** Begin RECORDS **

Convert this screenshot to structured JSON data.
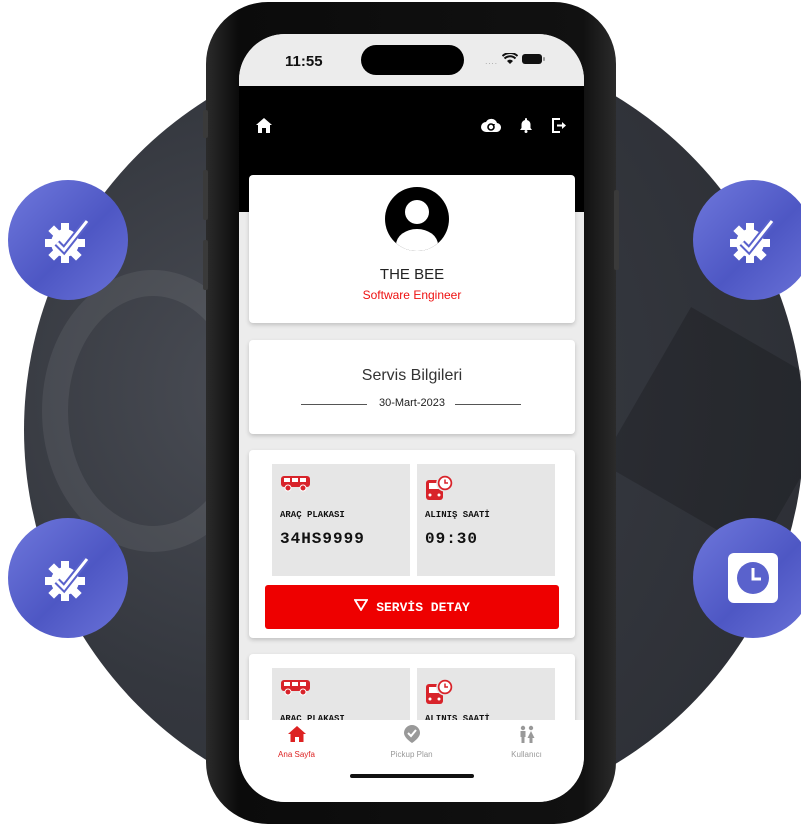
{
  "status": {
    "time": "11:55"
  },
  "profile": {
    "name": "THE BEE",
    "role": "Software Engineer"
  },
  "service": {
    "title": "Servis Bilgileri",
    "date": "30-Mart-2023"
  },
  "trips": [
    {
      "plate_label": "ARAÇ PLAKASI",
      "plate": "34HS9999",
      "time_label": "ALINIŞ SAATİ",
      "time": "09:30",
      "detail_label": "SERVİS DETAY"
    },
    {
      "plate_label": "ARAÇ PLAKASI",
      "time_label": "ALINIŞ SAATİ"
    }
  ],
  "tabs": [
    {
      "label": "Ana Sayfa",
      "icon": "home-icon",
      "active": true
    },
    {
      "label": "Pickup Plan",
      "icon": "check-badge-icon",
      "active": false
    },
    {
      "label": "Kullanıcı",
      "icon": "people-icon",
      "active": false
    }
  ],
  "colors": {
    "accent": "#e00000",
    "badge": "#5a62cc",
    "appbar": "#000000"
  },
  "decor_icons": [
    "gear-check-icon",
    "gear-check-icon",
    "gear-check-icon",
    "clock-icon"
  ]
}
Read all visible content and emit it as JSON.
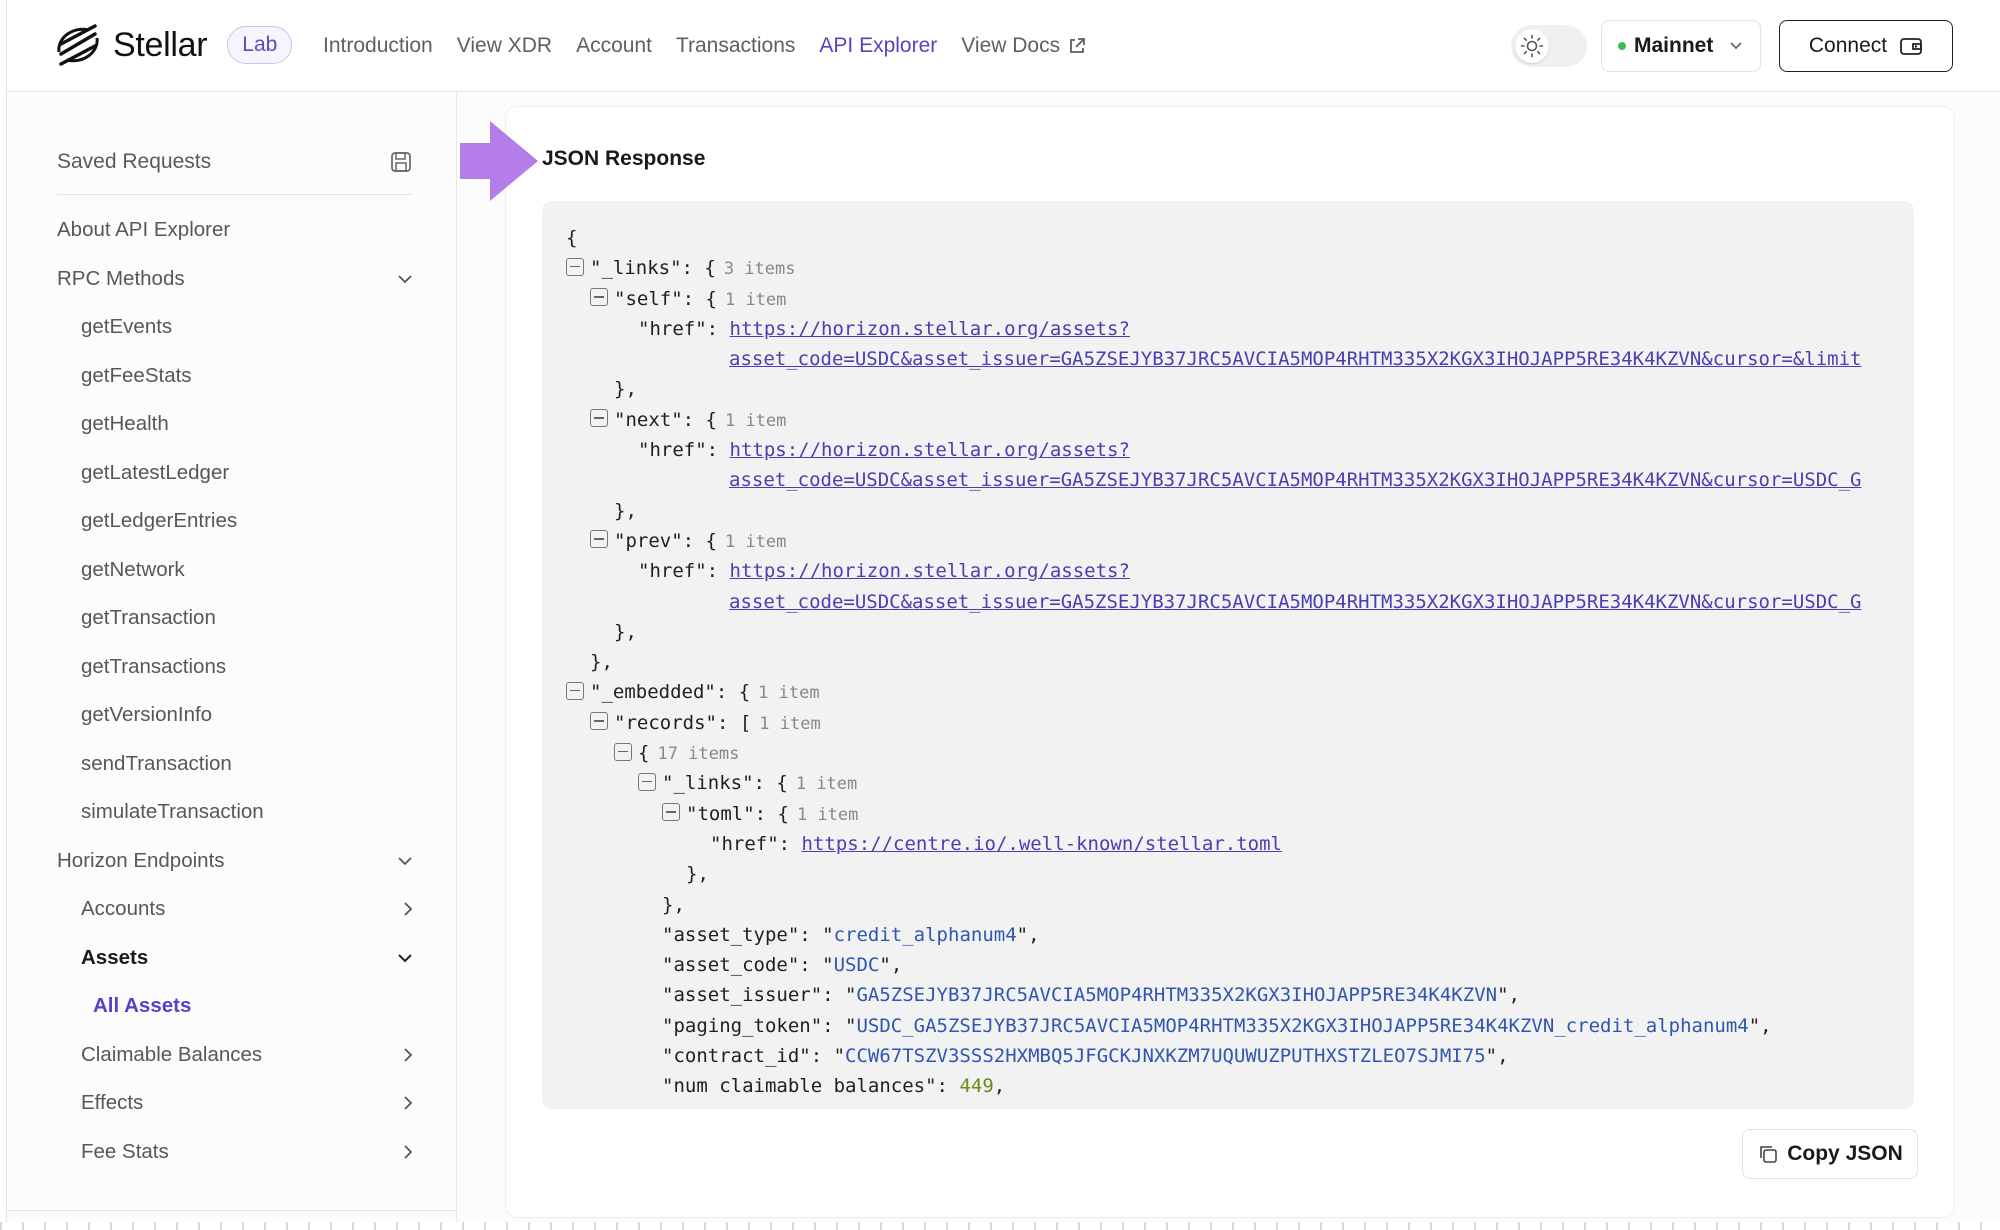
{
  "header": {
    "brand": "Stellar",
    "lab_badge": "Lab",
    "nav": [
      {
        "label": "Introduction",
        "active": false
      },
      {
        "label": "View XDR",
        "active": false
      },
      {
        "label": "Account",
        "active": false
      },
      {
        "label": "Transactions",
        "active": false
      },
      {
        "label": "API Explorer",
        "active": true
      },
      {
        "label": "View Docs",
        "active": false,
        "external": true
      }
    ],
    "network": "Mainnet",
    "network_status_color": "#3fb950",
    "connect_label": "Connect"
  },
  "sidebar": {
    "saved_requests": "Saved Requests",
    "items": [
      {
        "label": "About API Explorer",
        "level": 0
      },
      {
        "label": "RPC Methods",
        "level": 0,
        "chevron": "down"
      },
      {
        "label": "getEvents",
        "level": 1
      },
      {
        "label": "getFeeStats",
        "level": 1
      },
      {
        "label": "getHealth",
        "level": 1
      },
      {
        "label": "getLatestLedger",
        "level": 1
      },
      {
        "label": "getLedgerEntries",
        "level": 1
      },
      {
        "label": "getNetwork",
        "level": 1
      },
      {
        "label": "getTransaction",
        "level": 1
      },
      {
        "label": "getTransactions",
        "level": 1
      },
      {
        "label": "getVersionInfo",
        "level": 1
      },
      {
        "label": "sendTransaction",
        "level": 1
      },
      {
        "label": "simulateTransaction",
        "level": 1
      },
      {
        "label": "Horizon Endpoints",
        "level": 0,
        "chevron": "down"
      },
      {
        "label": "Accounts",
        "level": 1,
        "chevron": "right"
      },
      {
        "label": "Assets",
        "level": 1,
        "chevron": "down",
        "bold": true
      },
      {
        "label": "All Assets",
        "level": 2,
        "selected": true
      },
      {
        "label": "Claimable Balances",
        "level": 1,
        "chevron": "right"
      },
      {
        "label": "Effects",
        "level": 1,
        "chevron": "right"
      },
      {
        "label": "Fee Stats",
        "level": 1,
        "chevron": "right"
      }
    ]
  },
  "main": {
    "title": "JSON Response",
    "copy_label": "Copy JSON",
    "json": {
      "links_key": "\"_links\"",
      "links_count": "3 items",
      "self_key": "\"self\"",
      "next_key": "\"next\"",
      "prev_key": "\"prev\"",
      "one_item": "1 item",
      "href_key": "\"href\"",
      "href_prefix": "https://horizon.stellar.org/assets?",
      "self_href_rest": "asset_code=USDC&asset_issuer=GA5ZSEJYB37JRC5AVCIA5MOP4RHTM335X2KGX3IHOJAPP5RE34K4KZVN&cursor=&limit",
      "next_href_rest": "asset_code=USDC&asset_issuer=GA5ZSEJYB37JRC5AVCIA5MOP4RHTM335X2KGX3IHOJAPP5RE34K4KZVN&cursor=USDC_G",
      "prev_href_rest": "asset_code=USDC&asset_issuer=GA5ZSEJYB37JRC5AVCIA5MOP4RHTM335X2KGX3IHOJAPP5RE34K4KZVN&cursor=USDC_G",
      "embedded_key": "\"_embedded\"",
      "records_key": "\"records\"",
      "record_count": "17 items",
      "toml_key": "\"toml\"",
      "toml_href": "https://centre.io/.well-known/stellar.toml",
      "asset_type_key": "\"asset_type\"",
      "asset_type": "credit_alphanum4",
      "asset_code_key": "\"asset_code\"",
      "asset_code": "USDC",
      "asset_issuer_key": "\"asset_issuer\"",
      "asset_issuer": "GA5ZSEJYB37JRC5AVCIA5MOP4RHTM335X2KGX3IHOJAPP5RE34K4KZVN",
      "paging_token_key": "\"paging_token\"",
      "paging_token": "USDC_GA5ZSEJYB37JRC5AVCIA5MOP4RHTM335X2KGX3IHOJAPP5RE34K4KZVN_credit_alphanum4",
      "contract_id_key": "\"contract_id\"",
      "contract_id": "CCW67TSZV3SSS2HXMBQ5JFGCKJNXKZM7UQUWUZPUTHXSTZLEO7SJMI75",
      "num_claimable_key": "\"num_claimable_balances\"",
      "num_claimable": "449"
    }
  },
  "colors": {
    "accent": "#5b3fc4",
    "arrow": "#b57de8",
    "link": "#4a3fb0"
  }
}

** End RECORDS **

Pull every line containing "cursor" from the data.

      "self_href_rest": "asset_code=USDC&asset_issuer=GA5ZSEJYB37JRC5AVCIA5MOP4RHTM335X2KGX3IHOJAPP5RE34K4KZVN&cursor=&limit",
      "next_href_rest": "asset_code=USDC&asset_issuer=GA5ZSEJYB37JRC5AVCIA5MOP4RHTM335X2KGX3IHOJAPP5RE34K4KZVN&cursor=USDC_G",
      "prev_href_rest": "asset_code=USDC&asset_issuer=GA5ZSEJYB37JRC5AVCIA5MOP4RHTM335X2KGX3IHOJAPP5RE34K4KZVN&cursor=USDC_G",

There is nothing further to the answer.